Data listing
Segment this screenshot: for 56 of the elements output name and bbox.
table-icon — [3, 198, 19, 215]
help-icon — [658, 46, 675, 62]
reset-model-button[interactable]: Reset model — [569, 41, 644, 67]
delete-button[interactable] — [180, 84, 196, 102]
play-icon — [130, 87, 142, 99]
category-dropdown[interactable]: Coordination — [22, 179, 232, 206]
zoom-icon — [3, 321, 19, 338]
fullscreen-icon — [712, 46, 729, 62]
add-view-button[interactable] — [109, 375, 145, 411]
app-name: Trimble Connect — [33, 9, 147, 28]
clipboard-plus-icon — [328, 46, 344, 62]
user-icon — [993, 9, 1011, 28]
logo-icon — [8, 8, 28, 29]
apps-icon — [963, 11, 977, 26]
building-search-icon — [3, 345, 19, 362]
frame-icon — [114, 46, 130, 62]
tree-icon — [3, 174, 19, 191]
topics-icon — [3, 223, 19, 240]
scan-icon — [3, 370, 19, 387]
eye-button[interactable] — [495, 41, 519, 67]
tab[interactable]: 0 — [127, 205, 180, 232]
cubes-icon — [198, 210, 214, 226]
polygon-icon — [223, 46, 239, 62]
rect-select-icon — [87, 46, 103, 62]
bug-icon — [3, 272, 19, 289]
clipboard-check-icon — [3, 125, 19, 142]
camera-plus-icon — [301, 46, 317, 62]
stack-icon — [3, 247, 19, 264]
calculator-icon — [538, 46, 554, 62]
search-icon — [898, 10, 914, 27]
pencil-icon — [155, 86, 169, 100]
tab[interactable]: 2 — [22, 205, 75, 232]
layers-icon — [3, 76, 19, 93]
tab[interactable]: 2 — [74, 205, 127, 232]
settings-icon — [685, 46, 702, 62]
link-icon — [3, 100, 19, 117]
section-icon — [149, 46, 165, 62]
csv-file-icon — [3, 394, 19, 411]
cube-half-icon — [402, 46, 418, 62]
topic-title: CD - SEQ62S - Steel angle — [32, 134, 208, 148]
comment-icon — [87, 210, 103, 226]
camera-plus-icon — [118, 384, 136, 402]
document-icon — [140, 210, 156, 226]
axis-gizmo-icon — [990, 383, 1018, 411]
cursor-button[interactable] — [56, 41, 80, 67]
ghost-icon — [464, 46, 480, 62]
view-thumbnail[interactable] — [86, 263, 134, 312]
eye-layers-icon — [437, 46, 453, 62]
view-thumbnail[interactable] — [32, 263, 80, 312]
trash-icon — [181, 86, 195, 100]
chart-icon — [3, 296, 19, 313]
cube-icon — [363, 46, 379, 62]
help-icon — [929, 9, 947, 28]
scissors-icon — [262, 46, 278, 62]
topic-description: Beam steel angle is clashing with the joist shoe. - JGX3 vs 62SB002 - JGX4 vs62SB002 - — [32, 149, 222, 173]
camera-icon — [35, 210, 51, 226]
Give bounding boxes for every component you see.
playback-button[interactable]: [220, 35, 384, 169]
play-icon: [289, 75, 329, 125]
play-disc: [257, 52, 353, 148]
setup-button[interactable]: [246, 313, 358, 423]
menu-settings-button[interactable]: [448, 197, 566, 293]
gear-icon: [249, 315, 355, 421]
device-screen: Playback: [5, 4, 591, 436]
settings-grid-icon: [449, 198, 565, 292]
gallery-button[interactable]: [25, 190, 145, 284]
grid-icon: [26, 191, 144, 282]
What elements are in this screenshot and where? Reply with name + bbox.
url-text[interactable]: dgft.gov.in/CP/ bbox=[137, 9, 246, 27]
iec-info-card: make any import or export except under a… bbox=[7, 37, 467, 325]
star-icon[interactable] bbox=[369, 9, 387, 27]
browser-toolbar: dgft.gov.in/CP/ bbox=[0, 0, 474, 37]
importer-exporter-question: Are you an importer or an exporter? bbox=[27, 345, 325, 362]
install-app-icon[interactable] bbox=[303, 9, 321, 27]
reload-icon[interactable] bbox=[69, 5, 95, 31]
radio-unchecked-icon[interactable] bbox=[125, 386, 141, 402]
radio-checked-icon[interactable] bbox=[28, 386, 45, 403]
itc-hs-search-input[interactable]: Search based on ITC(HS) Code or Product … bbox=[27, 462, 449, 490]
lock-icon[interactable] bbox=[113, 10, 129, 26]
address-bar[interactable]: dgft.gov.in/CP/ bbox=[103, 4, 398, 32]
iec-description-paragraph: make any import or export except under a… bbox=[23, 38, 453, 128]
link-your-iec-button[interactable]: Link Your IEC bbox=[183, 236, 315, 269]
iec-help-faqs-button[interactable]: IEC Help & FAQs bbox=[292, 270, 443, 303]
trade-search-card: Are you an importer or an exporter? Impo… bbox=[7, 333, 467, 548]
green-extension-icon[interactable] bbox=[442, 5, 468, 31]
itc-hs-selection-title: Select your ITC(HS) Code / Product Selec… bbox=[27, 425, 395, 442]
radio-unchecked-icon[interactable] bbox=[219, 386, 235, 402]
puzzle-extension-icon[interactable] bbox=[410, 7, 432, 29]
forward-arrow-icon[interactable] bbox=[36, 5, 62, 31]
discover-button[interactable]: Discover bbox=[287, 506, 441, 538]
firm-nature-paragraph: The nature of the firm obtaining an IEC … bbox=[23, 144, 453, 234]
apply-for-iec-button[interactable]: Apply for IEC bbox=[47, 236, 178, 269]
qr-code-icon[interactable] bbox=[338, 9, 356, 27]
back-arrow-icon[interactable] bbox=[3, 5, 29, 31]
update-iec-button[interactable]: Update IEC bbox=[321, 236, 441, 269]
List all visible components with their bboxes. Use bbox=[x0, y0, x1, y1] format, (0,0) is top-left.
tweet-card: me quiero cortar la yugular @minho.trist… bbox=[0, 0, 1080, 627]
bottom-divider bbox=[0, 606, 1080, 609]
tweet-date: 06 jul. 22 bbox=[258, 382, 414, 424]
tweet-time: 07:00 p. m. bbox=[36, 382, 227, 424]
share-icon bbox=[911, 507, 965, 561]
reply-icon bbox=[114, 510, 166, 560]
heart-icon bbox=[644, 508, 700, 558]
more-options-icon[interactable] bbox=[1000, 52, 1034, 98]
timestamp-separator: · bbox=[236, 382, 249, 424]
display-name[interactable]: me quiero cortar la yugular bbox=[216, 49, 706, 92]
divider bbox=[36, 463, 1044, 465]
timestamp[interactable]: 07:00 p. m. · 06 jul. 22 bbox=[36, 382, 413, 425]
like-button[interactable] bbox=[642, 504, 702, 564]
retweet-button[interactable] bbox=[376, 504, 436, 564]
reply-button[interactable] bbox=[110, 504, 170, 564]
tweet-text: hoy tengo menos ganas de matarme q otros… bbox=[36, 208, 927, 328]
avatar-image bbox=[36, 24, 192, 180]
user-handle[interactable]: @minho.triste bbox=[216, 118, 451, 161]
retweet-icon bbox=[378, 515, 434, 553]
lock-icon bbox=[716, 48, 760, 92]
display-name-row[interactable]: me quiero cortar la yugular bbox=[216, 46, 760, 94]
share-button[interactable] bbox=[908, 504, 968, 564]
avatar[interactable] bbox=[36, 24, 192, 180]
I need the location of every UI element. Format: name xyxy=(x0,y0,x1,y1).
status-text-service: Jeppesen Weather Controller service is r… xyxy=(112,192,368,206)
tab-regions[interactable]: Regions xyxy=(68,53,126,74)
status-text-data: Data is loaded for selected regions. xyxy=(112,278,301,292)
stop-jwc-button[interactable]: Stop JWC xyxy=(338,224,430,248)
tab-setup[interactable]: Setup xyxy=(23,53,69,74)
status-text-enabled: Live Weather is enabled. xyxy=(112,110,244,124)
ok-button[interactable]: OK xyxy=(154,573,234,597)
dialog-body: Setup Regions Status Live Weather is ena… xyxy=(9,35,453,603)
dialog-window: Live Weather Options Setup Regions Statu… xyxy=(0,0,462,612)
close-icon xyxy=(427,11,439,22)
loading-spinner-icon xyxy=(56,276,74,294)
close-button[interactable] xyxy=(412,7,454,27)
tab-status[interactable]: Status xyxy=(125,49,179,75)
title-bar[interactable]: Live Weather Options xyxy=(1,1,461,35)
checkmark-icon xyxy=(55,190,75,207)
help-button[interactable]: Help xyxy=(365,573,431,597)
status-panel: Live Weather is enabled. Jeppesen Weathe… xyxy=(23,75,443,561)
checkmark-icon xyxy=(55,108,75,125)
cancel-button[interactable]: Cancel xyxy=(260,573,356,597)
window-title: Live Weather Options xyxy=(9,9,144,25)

What this task involves
Please copy the rows word for word, from the first row through the line with "topics-icon — [3, 223, 19, 240]", including both of those lines.

Task answer
Segment this screenshot: for 56 of the elements output name and bbox.
table-icon — [3, 198, 19, 215]
help-icon — [658, 46, 675, 62]
reset-model-button[interactable]: Reset model — [569, 41, 644, 67]
delete-button[interactable] — [180, 84, 196, 102]
play-icon — [130, 87, 142, 99]
category-dropdown[interactable]: Coordination — [22, 179, 232, 206]
zoom-icon — [3, 321, 19, 338]
fullscreen-icon — [712, 46, 729, 62]
add-view-button[interactable] — [109, 375, 145, 411]
app-name: Trimble Connect — [33, 9, 147, 28]
clipboard-plus-icon — [328, 46, 344, 62]
user-icon — [993, 9, 1011, 28]
logo-icon — [8, 8, 28, 29]
apps-icon — [963, 11, 977, 26]
building-search-icon — [3, 345, 19, 362]
frame-icon — [114, 46, 130, 62]
tree-icon — [3, 174, 19, 191]
topics-icon — [3, 223, 19, 240]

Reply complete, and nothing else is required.